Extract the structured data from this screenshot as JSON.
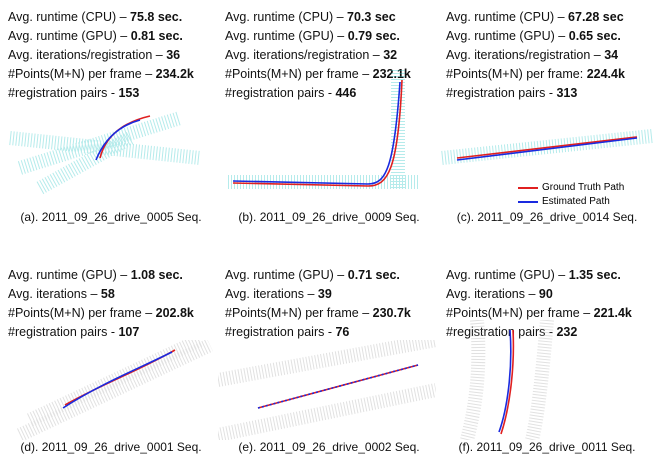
{
  "panels": [
    {
      "stats": [
        {
          "label": "Avg. runtime (CPU) –",
          "value": "75.8 sec."
        },
        {
          "label": "Avg. runtime (GPU) –",
          "value": "0.81 sec."
        },
        {
          "label": "Avg. iterations/registration –",
          "value": "36"
        },
        {
          "label": "#Points(M+N) per frame –",
          "value": "234.2k"
        },
        {
          "label": "#registration pairs -",
          "value": "153"
        }
      ],
      "caption": "(a). 2011_09_26_drive_0005 Seq."
    },
    {
      "stats": [
        {
          "label": "Avg. runtime (CPU) –",
          "value": "70.3 sec"
        },
        {
          "label": "Avg. runtime (GPU) –",
          "value": "0.79 sec."
        },
        {
          "label": "Avg. iterations/registration –",
          "value": "32"
        },
        {
          "label": "#Points(M+N) per frame –",
          "value": "232.1k"
        },
        {
          "label": "#registration pairs -",
          "value": "446"
        }
      ],
      "caption": "(b). 2011_09_26_drive_0009 Seq."
    },
    {
      "stats": [
        {
          "label": "Avg. runtime (CPU) –",
          "value": "67.28 sec"
        },
        {
          "label": "Avg. runtime (GPU) –",
          "value": "0.65 sec."
        },
        {
          "label": "Avg. iterations/registration –",
          "value": "34"
        },
        {
          "label": "#Points(M+N) per frame:",
          "value": "224.4k"
        },
        {
          "label": "#registration pairs -",
          "value": "313"
        }
      ],
      "caption": "(c). 2011_09_26_drive_0014 Seq.",
      "legend": [
        "Ground Truth Path",
        "Estimated Path"
      ]
    },
    {
      "stats": [
        {
          "label": "Avg. runtime (GPU) –",
          "value": "1.08 sec."
        },
        {
          "label": "Avg. iterations –",
          "value": "58"
        },
        {
          "label": "#Points(M+N) per frame –",
          "value": "202.8k"
        },
        {
          "label": "#registration pairs -",
          "value": "107"
        }
      ],
      "caption": "(d). 2011_09_26_drive_0001 Seq."
    },
    {
      "stats": [
        {
          "label": "Avg. runtime (GPU) –",
          "value": "0.71 sec."
        },
        {
          "label": "Avg. iterations –",
          "value": "39"
        },
        {
          "label": "#Points(M+N) per frame –",
          "value": "230.7k"
        },
        {
          "label": "#registration pairs -",
          "value": "76"
        }
      ],
      "caption": "(e). 2011_09_26_drive_0002 Seq."
    },
    {
      "stats": [
        {
          "label": "Avg. runtime (GPU) –",
          "value": "1.35 sec."
        },
        {
          "label": "Avg. iterations –",
          "value": "90"
        },
        {
          "label": "#Points(M+N) per frame –",
          "value": "221.4k"
        },
        {
          "label": "#registration pairs -",
          "value": "232"
        }
      ],
      "caption": "(f). 2011_09_26_drive_0011 Seq."
    }
  ]
}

━━━━━━━━━━

Given request: Copy all the records above exactly, but leave out the pictures.

Result of this exercise:
Extract the structured data from this screenshot as JSON.
{
  "panels": [
    {
      "stats": [
        {
          "label": "Avg. runtime (CPU) –",
          "value": "75.8 sec."
        },
        {
          "label": "Avg. runtime (GPU) –",
          "value": "0.81 sec."
        },
        {
          "label": "Avg. iterations/registration –",
          "value": "36"
        },
        {
          "label": "#Points(M+N) per frame –",
          "value": "234.2k"
        },
        {
          "label": "#registration pairs -",
          "value": "153"
        }
      ],
      "caption": "(a). 2011_09_26_drive_0005 Seq."
    },
    {
      "stats": [
        {
          "label": "Avg. runtime (CPU) –",
          "value": "70.3 sec"
        },
        {
          "label": "Avg. runtime (GPU) –",
          "value": "0.79 sec."
        },
        {
          "label": "Avg. iterations/registration –",
          "value": "32"
        },
        {
          "label": "#Points(M+N) per frame –",
          "value": "232.1k"
        },
        {
          "label": "#registration pairs -",
          "value": "446"
        }
      ],
      "caption": "(b). 2011_09_26_drive_0009 Seq."
    },
    {
      "stats": [
        {
          "label": "Avg. runtime (CPU) –",
          "value": "67.28 sec"
        },
        {
          "label": "Avg. runtime (GPU) –",
          "value": "0.65 sec."
        },
        {
          "label": "Avg. iterations/registration –",
          "value": "34"
        },
        {
          "label": "#Points(M+N) per frame:",
          "value": "224.4k"
        },
        {
          "label": "#registration pairs -",
          "value": "313"
        }
      ],
      "caption": "(c). 2011_09_26_drive_0014 Seq.",
      "legend": [
        "Ground Truth Path",
        "Estimated Path"
      ]
    },
    {
      "stats": [
        {
          "label": "Avg. runtime (GPU) –",
          "value": "1.08 sec."
        },
        {
          "label": "Avg. iterations –",
          "value": "58"
        },
        {
          "label": "#Points(M+N) per frame –",
          "value": "202.8k"
        },
        {
          "label": "#registration pairs -",
          "value": "107"
        }
      ],
      "caption": "(d). 2011_09_26_drive_0001 Seq."
    },
    {
      "stats": [
        {
          "label": "Avg. runtime (GPU) –",
          "value": "0.71 sec."
        },
        {
          "label": "Avg. iterations –",
          "value": "39"
        },
        {
          "label": "#Points(M+N) per frame –",
          "value": "230.7k"
        },
        {
          "label": "#registration pairs -",
          "value": "76"
        }
      ],
      "caption": "(e). 2011_09_26_drive_0002 Seq."
    },
    {
      "stats": [
        {
          "label": "Avg. runtime (GPU) –",
          "value": "1.35 sec."
        },
        {
          "label": "Avg. iterations –",
          "value": "90"
        },
        {
          "label": "#Points(M+N) per frame –",
          "value": "221.4k"
        },
        {
          "label": "#registration pairs -",
          "value": "232"
        }
      ],
      "caption": "(f). 2011_09_26_drive_0011 Seq."
    }
  ]
}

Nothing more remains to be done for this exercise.